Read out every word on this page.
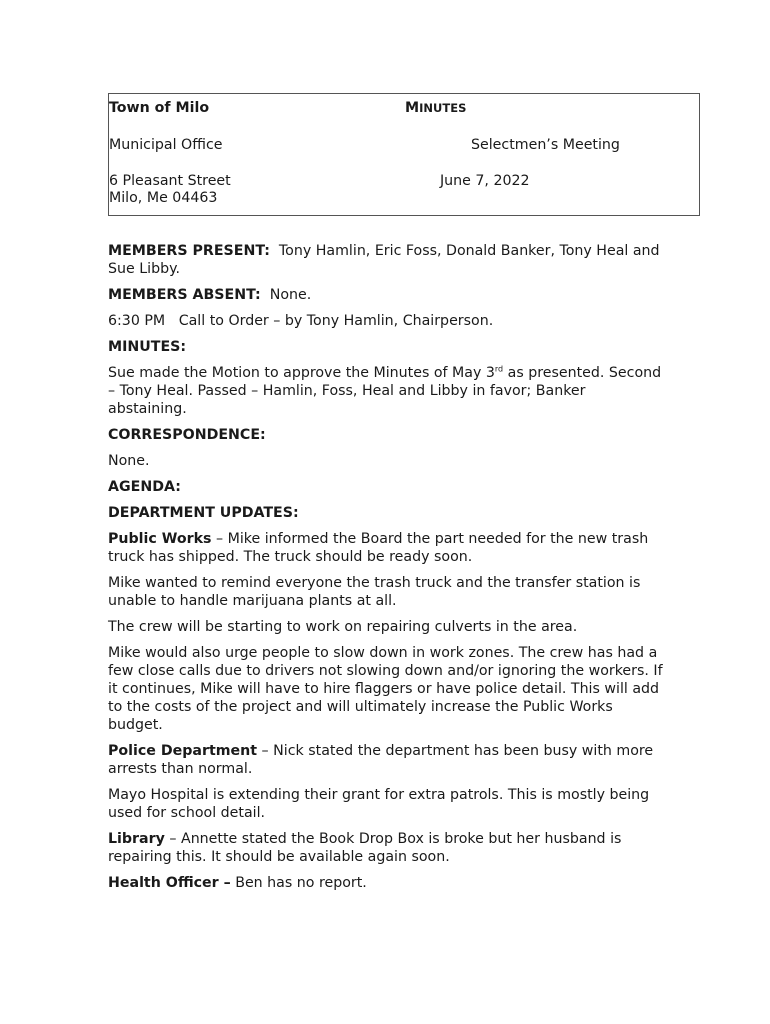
Town of Milo	MINUTES
Municipal Office	Selectmen’s Meeting
6 Pleasant Street
Milo, Me 04463
June 7, 2022

MEMBERS PRESENT: Tony Hamlin, Eric Foss, Donald Banker, Tony Heal and Sue Libby.

MEMBERS ABSENT: None.

6:30 PM   Call to Order – by Tony Hamlin, Chairperson.

MINUTES:

Sue made the Motion to approve the Minutes of May 3rd as presented. Second – Tony Heal. Passed – Hamlin, Foss, Heal and Libby in favor; Banker abstaining.

CORRESPONDENCE:

None.

AGENDA:

DEPARTMENT UPDATES:

Public Works – Mike informed the Board the part needed for the new trash truck has shipped. The truck should be ready soon.

Mike wanted to remind everyone the trash truck and the transfer station is unable to handle marijuana plants at all.

The crew will be starting to work on repairing culverts in the area.

Mike would also urge people to slow down in work zones. The crew has had a few close calls due to drivers not slowing down and/or ignoring the workers. If it continues, Mike will have to hire flaggers or have police detail. This will add to the costs of the project and will ultimately increase the Public Works budget.

Police Department – Nick stated the department has been busy with more arrests than normal.

Mayo Hospital is extending their grant for extra patrols. This is mostly being used for school detail.

Library – Annette stated the Book Drop Box is broke but her husband is repairing this. It should be available again soon.

Health Officer – Ben has no report.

◆ ◆ ◆ ◆

Without the pictures, restate all the entries above exactly.

== EXPECTED OUTPUT ==
Read out every word on this page.
Town of Milo	MINUTES
Municipal Office	Selectmen’s Meeting
6 Pleasant Street
Milo, Me 04463
June 7, 2022

MEMBERS PRESENT: Tony Hamlin, Eric Foss, Donald Banker, Tony Heal and Sue Libby.

MEMBERS ABSENT: None.

6:30 PM   Call to Order – by Tony Hamlin, Chairperson.

MINUTES:

Sue made the Motion to approve the Minutes of May 3rd as presented. Second – Tony Heal. Passed – Hamlin, Foss, Heal and Libby in favor; Banker abstaining.

CORRESPONDENCE:

None.

AGENDA:

DEPARTMENT UPDATES:

Public Works – Mike informed the Board the part needed for the new trash truck has shipped. The truck should be ready soon.

Mike wanted to remind everyone the trash truck and the transfer station is unable to handle marijuana plants at all.

The crew will be starting to work on repairing culverts in the area.

Mike would also urge people to slow down in work zones. The crew has had a few close calls due to drivers not slowing down and/or ignoring the workers. If it continues, Mike will have to hire flaggers or have police detail. This will add to the costs of the project and will ultimately increase the Public Works budget.

Police Department – Nick stated the department has been busy with more arrests than normal.

Mayo Hospital is extending their grant for extra patrols. This is mostly being used for school detail.

Library – Annette stated the Book Drop Box is broke but her husband is repairing this. It should be available again soon.

Health Officer – Ben has no report.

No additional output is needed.